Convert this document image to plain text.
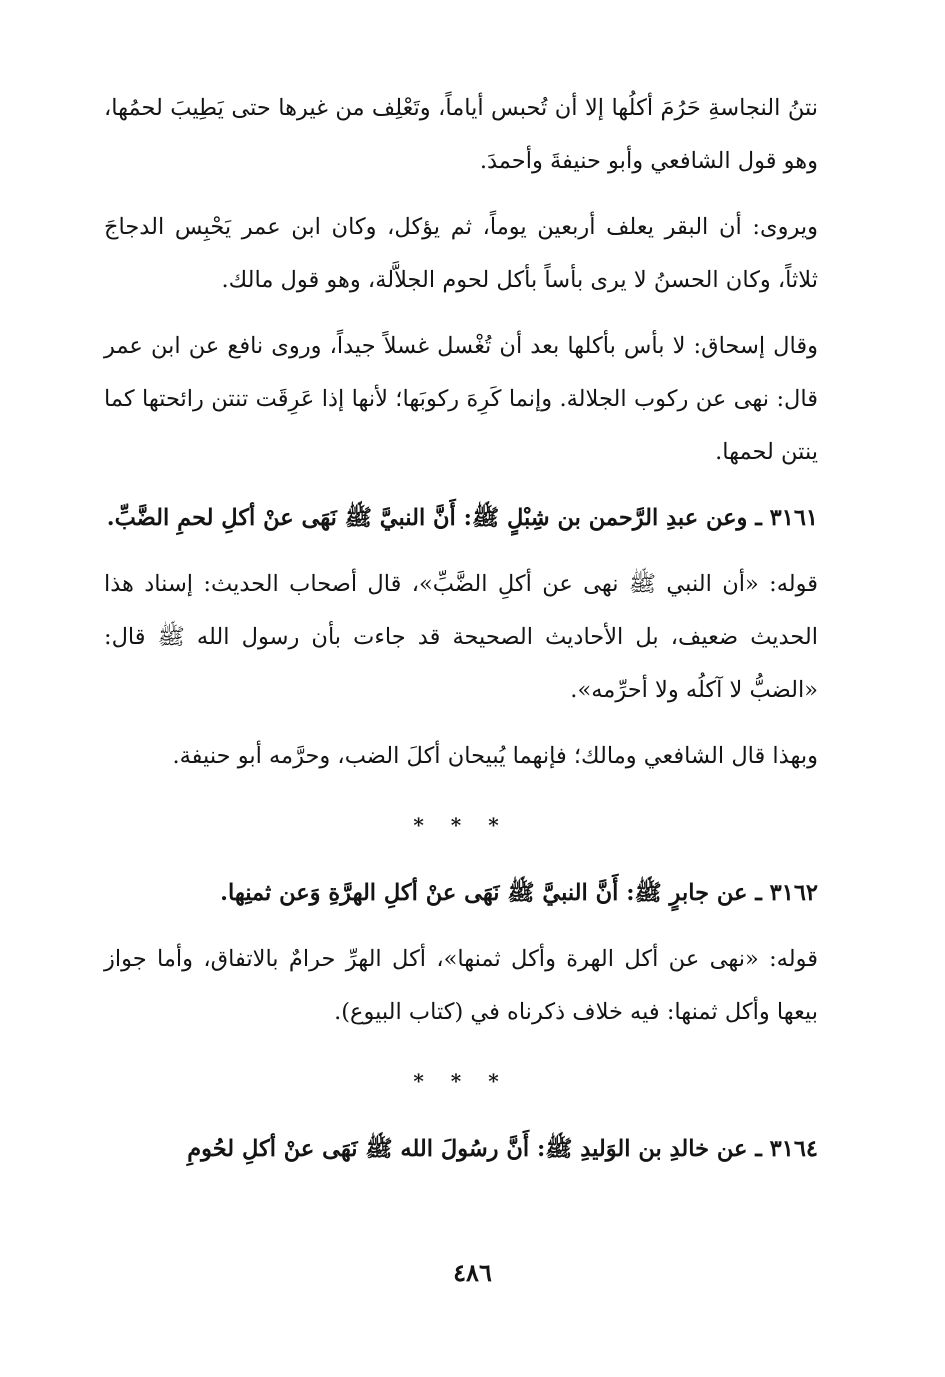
نتنُ النجاسةِ حَرُمَ أكلُها إلا أن تُحبس أياماً، وتَعْلِف من غيرها حتى يَطِيبَ لحمُها، وهو قول الشافعي وأبو حنيفةَ وأحمدَ.

ويروى: أن البقر يعلف أربعين يوماً، ثم يؤكل، وكان ابن عمر يَحْبِس الدجاجَ ثلاثاً، وكان الحسنُ لا يرى بأساً بأكل لحوم الجلاَّلة، وهو قول مالك.

وقال إسحاق: لا بأس بأكلها بعد أن تُغْسل غسلاً جيداً، وروى نافع عن ابن عمر قال: نهى عن ركوب الجلالة. وإنما كَرِهَ ركوبَها؛ لأنها إذا عَرِقَت تنتن رائحتها كما ينتن لحمها.

٣١٦١ ـ وعن عبدِ الرَّحمن بن شِبْلٍ ﷺ: أَنَّ النبيَّ ﷺ نَهَى عنْ أكلِ لحمِ الضَّبِّ.

قوله: «أن النبي ﷺ نهى عن أكلِ الضَّبِّ»، قال أصحاب الحديث: إسناد هذا الحديث ضعيف، بل الأحاديث الصحيحة قد جاءت بأن رسول الله ﷺ قال: «الضبُّ لا آكلُه ولا أحرِّمه».

وبهذا قال الشافعي ومالك؛ فإنهما يُبيحان أكلَ الضب، وحرَّمه أبو حنيفة.

* * *

٣١٦٢ ـ عن جابرٍ ﷺ: أَنَّ النبيَّ ﷺ نَهَى عنْ أكلِ الهرَّةِ وَعن ثمنِها.

قوله: «نهى عن أكل الهرة وأكل ثمنها»، أكل الهرِّ حرامٌ بالاتفاق، وأما جواز بيعها وأكل ثمنها: فيه خلاف ذكرناه في (كتاب البيوع).

* * *

٣١٦٤ ـ عن خالدِ بن الوَليدِ ﷺ: أَنَّ رسُولَ الله ﷺ نَهَى عنْ أكلِ لحُومِ

٤٨٦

********************

All of the lines above should be retyped precisely, apart from the pictures.

Convert this document image to plain text.
نتنُ النجاسةِ حَرُمَ أكلُها إلا أن تُحبس أياماً، وتَعْلِف من غيرها حتى يَطِيبَ لحمُها، وهو قول الشافعي وأبو حنيفةَ وأحمدَ.

ويروى: أن البقر يعلف أربعين يوماً، ثم يؤكل، وكان ابن عمر يَحْبِس الدجاجَ ثلاثاً، وكان الحسنُ لا يرى بأساً بأكل لحوم الجلاَّلة، وهو قول مالك.

وقال إسحاق: لا بأس بأكلها بعد أن تُغْسل غسلاً جيداً، وروى نافع عن ابن عمر قال: نهى عن ركوب الجلالة. وإنما كَرِهَ ركوبَها؛ لأنها إذا عَرِقَت تنتن رائحتها كما ينتن لحمها.

٣١٦١ ـ وعن عبدِ الرَّحمن بن شِبْلٍ ﷺ: أَنَّ النبيَّ ﷺ نَهَى عنْ أكلِ لحمِ الضَّبِّ.

قوله: «أن النبي ﷺ نهى عن أكلِ الضَّبِّ»، قال أصحاب الحديث: إسناد هذا الحديث ضعيف، بل الأحاديث الصحيحة قد جاءت بأن رسول الله ﷺ قال: «الضبُّ لا آكلُه ولا أحرِّمه».

وبهذا قال الشافعي ومالك؛ فإنهما يُبيحان أكلَ الضب، وحرَّمه أبو حنيفة.

* * *

٣١٦٢ ـ عن جابرٍ ﷺ: أَنَّ النبيَّ ﷺ نَهَى عنْ أكلِ الهرَّةِ وَعن ثمنِها.

قوله: «نهى عن أكل الهرة وأكل ثمنها»، أكل الهرِّ حرامٌ بالاتفاق، وأما جواز بيعها وأكل ثمنها: فيه خلاف ذكرناه في (كتاب البيوع).

* * *

٣١٦٤ ـ عن خالدِ بن الوَليدِ ﷺ: أَنَّ رسُولَ الله ﷺ نَهَى عنْ أكلِ لحُومِ

٤٨٦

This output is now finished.